DIRECTIVE — Write the records out again, keeping each line exactly as it is.

Extracted data entries
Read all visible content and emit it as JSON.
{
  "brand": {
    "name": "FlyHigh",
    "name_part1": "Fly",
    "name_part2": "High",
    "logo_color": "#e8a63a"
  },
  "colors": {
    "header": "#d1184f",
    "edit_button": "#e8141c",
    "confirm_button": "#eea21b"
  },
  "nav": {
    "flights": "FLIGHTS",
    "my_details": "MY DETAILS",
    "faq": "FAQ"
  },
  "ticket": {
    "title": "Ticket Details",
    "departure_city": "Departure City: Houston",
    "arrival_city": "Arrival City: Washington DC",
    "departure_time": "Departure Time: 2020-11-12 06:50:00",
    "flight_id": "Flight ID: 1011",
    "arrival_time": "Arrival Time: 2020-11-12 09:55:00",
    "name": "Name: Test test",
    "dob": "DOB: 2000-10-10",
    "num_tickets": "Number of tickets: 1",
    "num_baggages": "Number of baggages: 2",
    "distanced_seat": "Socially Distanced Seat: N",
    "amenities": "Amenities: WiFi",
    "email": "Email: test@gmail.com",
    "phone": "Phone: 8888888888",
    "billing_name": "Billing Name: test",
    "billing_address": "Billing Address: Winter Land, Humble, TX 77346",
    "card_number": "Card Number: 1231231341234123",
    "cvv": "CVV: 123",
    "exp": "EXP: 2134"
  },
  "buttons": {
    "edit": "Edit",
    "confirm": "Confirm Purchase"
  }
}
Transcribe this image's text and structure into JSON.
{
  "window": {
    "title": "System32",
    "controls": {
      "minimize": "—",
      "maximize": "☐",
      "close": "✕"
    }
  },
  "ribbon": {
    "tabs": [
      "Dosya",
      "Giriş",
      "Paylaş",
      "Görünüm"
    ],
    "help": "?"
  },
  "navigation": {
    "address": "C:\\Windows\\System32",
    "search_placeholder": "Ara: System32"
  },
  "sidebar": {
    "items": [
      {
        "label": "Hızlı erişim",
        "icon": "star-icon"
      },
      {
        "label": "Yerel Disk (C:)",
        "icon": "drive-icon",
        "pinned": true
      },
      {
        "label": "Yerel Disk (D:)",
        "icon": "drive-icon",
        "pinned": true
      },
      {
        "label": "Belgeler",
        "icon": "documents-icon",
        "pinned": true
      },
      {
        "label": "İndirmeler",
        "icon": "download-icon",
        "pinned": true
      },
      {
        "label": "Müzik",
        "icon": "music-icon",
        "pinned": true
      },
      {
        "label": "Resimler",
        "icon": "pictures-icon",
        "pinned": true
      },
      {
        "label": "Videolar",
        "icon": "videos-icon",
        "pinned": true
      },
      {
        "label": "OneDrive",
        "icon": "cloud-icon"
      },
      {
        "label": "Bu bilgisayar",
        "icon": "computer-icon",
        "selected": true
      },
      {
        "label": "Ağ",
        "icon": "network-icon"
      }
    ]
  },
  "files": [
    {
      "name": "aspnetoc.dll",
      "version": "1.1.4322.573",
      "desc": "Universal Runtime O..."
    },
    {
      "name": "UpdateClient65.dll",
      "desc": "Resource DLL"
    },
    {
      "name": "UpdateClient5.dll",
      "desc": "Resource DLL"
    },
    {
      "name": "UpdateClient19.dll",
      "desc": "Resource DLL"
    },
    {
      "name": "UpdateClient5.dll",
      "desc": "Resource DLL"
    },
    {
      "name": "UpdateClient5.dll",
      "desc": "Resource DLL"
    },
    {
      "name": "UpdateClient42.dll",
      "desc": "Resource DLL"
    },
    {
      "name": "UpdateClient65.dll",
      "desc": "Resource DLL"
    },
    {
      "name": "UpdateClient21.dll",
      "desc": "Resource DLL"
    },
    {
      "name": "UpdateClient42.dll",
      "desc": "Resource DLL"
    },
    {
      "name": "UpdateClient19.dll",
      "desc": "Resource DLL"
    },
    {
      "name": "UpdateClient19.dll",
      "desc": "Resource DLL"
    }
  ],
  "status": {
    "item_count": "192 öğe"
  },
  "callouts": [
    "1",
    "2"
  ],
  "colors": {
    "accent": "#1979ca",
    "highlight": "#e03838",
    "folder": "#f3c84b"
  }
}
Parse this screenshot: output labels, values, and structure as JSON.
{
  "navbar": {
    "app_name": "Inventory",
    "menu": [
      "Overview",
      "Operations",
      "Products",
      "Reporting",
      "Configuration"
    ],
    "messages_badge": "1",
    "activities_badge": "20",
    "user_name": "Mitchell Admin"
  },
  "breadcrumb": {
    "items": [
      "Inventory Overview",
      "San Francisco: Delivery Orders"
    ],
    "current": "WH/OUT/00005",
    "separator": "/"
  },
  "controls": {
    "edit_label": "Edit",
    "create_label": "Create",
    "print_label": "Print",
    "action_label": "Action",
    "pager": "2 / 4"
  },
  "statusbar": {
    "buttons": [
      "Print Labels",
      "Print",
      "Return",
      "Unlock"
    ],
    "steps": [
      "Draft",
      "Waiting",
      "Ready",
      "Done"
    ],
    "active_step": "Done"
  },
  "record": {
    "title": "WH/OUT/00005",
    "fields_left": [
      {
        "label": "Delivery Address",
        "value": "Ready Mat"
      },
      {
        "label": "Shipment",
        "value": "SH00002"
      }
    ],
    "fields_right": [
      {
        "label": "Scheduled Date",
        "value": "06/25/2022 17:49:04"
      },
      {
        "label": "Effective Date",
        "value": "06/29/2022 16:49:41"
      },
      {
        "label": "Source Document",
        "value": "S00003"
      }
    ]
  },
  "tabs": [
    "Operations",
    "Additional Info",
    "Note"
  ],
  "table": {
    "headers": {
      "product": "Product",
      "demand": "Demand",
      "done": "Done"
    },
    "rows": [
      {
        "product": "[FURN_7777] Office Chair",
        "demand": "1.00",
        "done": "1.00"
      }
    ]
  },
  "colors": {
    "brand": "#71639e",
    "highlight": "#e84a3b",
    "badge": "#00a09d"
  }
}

TASK OUTPUT —
Read all visible content and emit it as JSON.
{
  "brand": {
    "name": "FlyHigh",
    "name_part1": "Fly",
    "name_part2": "High",
    "logo_color": "#e8a63a"
  },
  "colors": {
    "header": "#d1184f",
    "edit_button": "#e8141c",
    "confirm_button": "#eea21b"
  },
  "nav": {
    "flights": "FLIGHTS",
    "my_details": "MY DETAILS",
    "faq": "FAQ"
  },
  "ticket": {
    "title": "Ticket Details",
    "departure_city": "Departure City: Houston",
    "arrival_city": "Arrival City: Washington DC",
    "departure_time": "Departure Time: 2020-11-12 06:50:00",
    "flight_id": "Flight ID: 1011",
    "arrival_time": "Arrival Time: 2020-11-12 09:55:00",
    "name": "Name: Test test",
    "dob": "DOB: 2000-10-10",
    "num_tickets": "Number of tickets: 1",
    "num_baggages": "Number of baggages: 2",
    "distanced_seat": "Socially Distanced Seat: N",
    "amenities": "Amenities: WiFi",
    "email": "Email: test@gmail.com",
    "phone": "Phone: 8888888888",
    "billing_name": "Billing Name: test",
    "billing_address": "Billing Address: Winter Land, Humble, TX 77346",
    "card_number": "Card Number: 1231231341234123",
    "cvv": "CVV: 123",
    "exp": "EXP: 2134"
  },
  "buttons": {
    "edit": "Edit",
    "confirm": "Confirm Purchase"
  }
}
Transcribe this image's text and structure into JSON.
{
  "window": {
    "title": "System32",
    "controls": {
      "minimize": "—",
      "maximize": "☐",
      "close": "✕"
    }
  },
  "ribbon": {
    "tabs": [
      "Dosya",
      "Giriş",
      "Paylaş",
      "Görünüm"
    ],
    "help": "?"
  },
  "navigation": {
    "address": "C:\\Windows\\System32",
    "search_placeholder": "Ara: System32"
  },
  "sidebar": {
    "items": [
      {
        "label": "Hızlı erişim",
        "icon": "star-icon"
      },
      {
        "label": "Yerel Disk (C:)",
        "icon": "drive-icon",
        "pinned": true
      },
      {
        "label": "Yerel Disk (D:)",
        "icon": "drive-icon",
        "pinned": true
      },
      {
        "label": "Belgeler",
        "icon": "documents-icon",
        "pinned": true
      },
      {
        "label": "İndirmeler",
        "icon": "download-icon",
        "pinned": true
      },
      {
        "label": "Müzik",
        "icon": "music-icon",
        "pinned": true
      },
      {
        "label": "Resimler",
        "icon": "pictures-icon",
        "pinned": true
      },
      {
        "label": "Videolar",
        "icon": "videos-icon",
        "pinned": true
      },
      {
        "label": "OneDrive",
        "icon": "cloud-icon"
      },
      {
        "label": "Bu bilgisayar",
        "icon": "computer-icon",
        "selected": true
      },
      {
        "label": "Ağ",
        "icon": "network-icon"
      }
    ]
  },
  "files": [
    {
      "name": "aspnetoc.dll",
      "version": "1.1.4322.573",
      "desc": "Universal Runtime O..."
    },
    {
      "name": "UpdateClient65.dll",
      "desc": "Resource DLL"
    },
    {
      "name": "UpdateClient5.dll",
      "desc": "Resource DLL"
    },
    {
      "name": "UpdateClient19.dll",
      "desc": "Resource DLL"
    },
    {
      "name": "UpdateClient5.dll",
      "desc": "Resource DLL"
    },
    {
      "name": "UpdateClient5.dll",
      "desc": "Resource DLL"
    },
    {
      "name": "UpdateClient42.dll",
      "desc": "Resource DLL"
    },
    {
      "name": "UpdateClient65.dll",
      "desc": "Resource DLL"
    },
    {
      "name": "UpdateClient21.dll",
      "desc": "Resource DLL"
    },
    {
      "name": "UpdateClient42.dll",
      "desc": "Resource DLL"
    },
    {
      "name": "UpdateClient19.dll",
      "desc": "Resource DLL"
    },
    {
      "name": "UpdateClient19.dll",
      "desc": "Resource DLL"
    }
  ],
  "status": {
    "item_count": "192 öğe"
  },
  "callouts": [
    "1",
    "2"
  ],
  "colors": {
    "accent": "#1979ca",
    "highlight": "#e03838",
    "folder": "#f3c84b"
  }
}
Parse this screenshot: output labels, values, and structure as JSON.
{
  "navbar": {
    "app_name": "Inventory",
    "menu": [
      "Overview",
      "Operations",
      "Products",
      "Reporting",
      "Configuration"
    ],
    "messages_badge": "1",
    "activities_badge": "20",
    "user_name": "Mitchell Admin"
  },
  "breadcrumb": {
    "items": [
      "Inventory Overview",
      "San Francisco: Delivery Orders"
    ],
    "current": "WH/OUT/00005",
    "separator": "/"
  },
  "controls": {
    "edit_label": "Edit",
    "create_label": "Create",
    "print_label": "Print",
    "action_label": "Action",
    "pager": "2 / 4"
  },
  "statusbar": {
    "buttons": [
      "Print Labels",
      "Print",
      "Return",
      "Unlock"
    ],
    "steps": [
      "Draft",
      "Waiting",
      "Ready",
      "Done"
    ],
    "active_step": "Done"
  },
  "record": {
    "title": "WH/OUT/00005",
    "fields_left": [
      {
        "label": "Delivery Address",
        "value": "Ready Mat"
      },
      {
        "label": "Shipment",
        "value": "SH00002"
      }
    ],
    "fields_right": [
      {
        "label": "Scheduled Date",
        "value": "06/25/2022 17:49:04"
      },
      {
        "label": "Effective Date",
        "value": "06/29/2022 16:49:41"
      },
      {
        "label": "Source Document",
        "value": "S00003"
      }
    ]
  },
  "tabs": [
    "Operations",
    "Additional Info",
    "Note"
  ],
  "table": {
    "headers": {
      "product": "Product",
      "demand": "Demand",
      "done": "Done"
    },
    "rows": [
      {
        "product": "[FURN_7777] Office Chair",
        "demand": "1.00",
        "done": "1.00"
      }
    ]
  },
  "colors": {
    "brand": "#71639e",
    "highlight": "#e84a3b",
    "badge": "#00a09d"
  }
}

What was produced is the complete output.